What to do ▸ Every line of the records below should be restated exactly.

Material shown ▸
++++++++

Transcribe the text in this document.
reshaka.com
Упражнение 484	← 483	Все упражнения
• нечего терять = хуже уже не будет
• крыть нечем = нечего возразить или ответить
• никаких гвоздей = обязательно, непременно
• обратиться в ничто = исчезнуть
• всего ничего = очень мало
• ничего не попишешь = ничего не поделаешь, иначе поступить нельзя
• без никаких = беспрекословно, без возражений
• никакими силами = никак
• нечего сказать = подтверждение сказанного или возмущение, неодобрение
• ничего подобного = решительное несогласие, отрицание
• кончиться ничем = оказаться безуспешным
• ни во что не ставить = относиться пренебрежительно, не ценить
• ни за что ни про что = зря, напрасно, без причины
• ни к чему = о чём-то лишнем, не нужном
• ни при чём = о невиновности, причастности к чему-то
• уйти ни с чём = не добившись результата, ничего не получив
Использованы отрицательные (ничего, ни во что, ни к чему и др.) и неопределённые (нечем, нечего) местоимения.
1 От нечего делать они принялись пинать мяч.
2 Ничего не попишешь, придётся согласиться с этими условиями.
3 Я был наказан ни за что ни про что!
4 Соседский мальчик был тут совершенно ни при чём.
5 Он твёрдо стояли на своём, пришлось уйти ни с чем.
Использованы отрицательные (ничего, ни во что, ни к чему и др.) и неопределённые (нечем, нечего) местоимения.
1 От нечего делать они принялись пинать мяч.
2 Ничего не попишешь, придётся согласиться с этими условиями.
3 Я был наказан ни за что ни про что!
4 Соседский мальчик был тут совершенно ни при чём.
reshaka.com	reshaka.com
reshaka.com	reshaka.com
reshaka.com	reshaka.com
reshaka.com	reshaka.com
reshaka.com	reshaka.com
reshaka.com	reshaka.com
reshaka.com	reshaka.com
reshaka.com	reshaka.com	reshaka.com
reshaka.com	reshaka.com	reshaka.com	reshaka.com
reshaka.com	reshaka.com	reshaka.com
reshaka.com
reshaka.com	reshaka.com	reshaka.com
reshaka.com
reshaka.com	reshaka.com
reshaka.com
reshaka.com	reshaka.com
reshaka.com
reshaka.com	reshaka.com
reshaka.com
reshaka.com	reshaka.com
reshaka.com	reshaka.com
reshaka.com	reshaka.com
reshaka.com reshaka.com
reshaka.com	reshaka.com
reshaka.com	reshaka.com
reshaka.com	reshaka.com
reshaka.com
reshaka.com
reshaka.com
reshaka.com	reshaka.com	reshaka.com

++++++++

Solved problem ▸
Transcribe the text in this document.
reshaka.com
Упражнение 484	← 483	Все упражнения
• нечего терять = хуже уже не будет
• крыть нечем = нечего возразить или ответить
• никаких гвоздей = обязательно, непременно
• обратиться в ничто = исчезнуть
• всего ничего = очень мало
• ничего не попишешь = ничего не поделаешь, иначе поступить нельзя
• без никаких = беспрекословно, без возражений
• никакими силами = никак
• нечего сказать = подтверждение сказанного или возмущение, неодобрение
• ничего подобного = решительное несогласие, отрицание
• кончиться ничем = оказаться безуспешным
• ни во что не ставить = относиться пренебрежительно, не ценить
• ни за что ни про что = зря, напрасно, без причины
• ни к чему = о чём-то лишнем, не нужном
• ни при чём = о невиновности, причастности к чему-то
• уйти ни с чём = не добившись результата, ничего не получив
Использованы отрицательные (ничего, ни во что, ни к чему и др.) и неопределённые (нечем, нечего) местоимения.
1 От нечего делать они принялись пинать мяч.
2 Ничего не попишешь, придётся согласиться с этими условиями.
3 Я был наказан ни за что ни про что!
4 Соседский мальчик был тут совершенно ни при чём.
5 Он твёрдо стояли на своём, пришлось уйти ни с чем.
Использованы отрицательные (ничего, ни во что, ни к чему и др.) и неопределённые (нечем, нечего) местоимения.
1 От нечего делать они принялись пинать мяч.
2 Ничего не попишешь, придётся согласиться с этими условиями.
3 Я был наказан ни за что ни про что!
4 Соседский мальчик был тут совершенно ни при чём.
reshaka.com	reshaka.com
reshaka.com	reshaka.com
reshaka.com	reshaka.com
reshaka.com	reshaka.com
reshaka.com	reshaka.com
reshaka.com	reshaka.com
reshaka.com	reshaka.com
reshaka.com	reshaka.com	reshaka.com
reshaka.com	reshaka.com	reshaka.com	reshaka.com
reshaka.com	reshaka.com	reshaka.com
reshaka.com
reshaka.com	reshaka.com	reshaka.com
reshaka.com
reshaka.com	reshaka.com
reshaka.com
reshaka.com	reshaka.com
reshaka.com
reshaka.com	reshaka.com
reshaka.com
reshaka.com	reshaka.com
reshaka.com	reshaka.com
reshaka.com	reshaka.com
reshaka.com reshaka.com
reshaka.com	reshaka.com
reshaka.com	reshaka.com
reshaka.com	reshaka.com
reshaka.com
reshaka.com
reshaka.com
reshaka.com	reshaka.com	reshaka.com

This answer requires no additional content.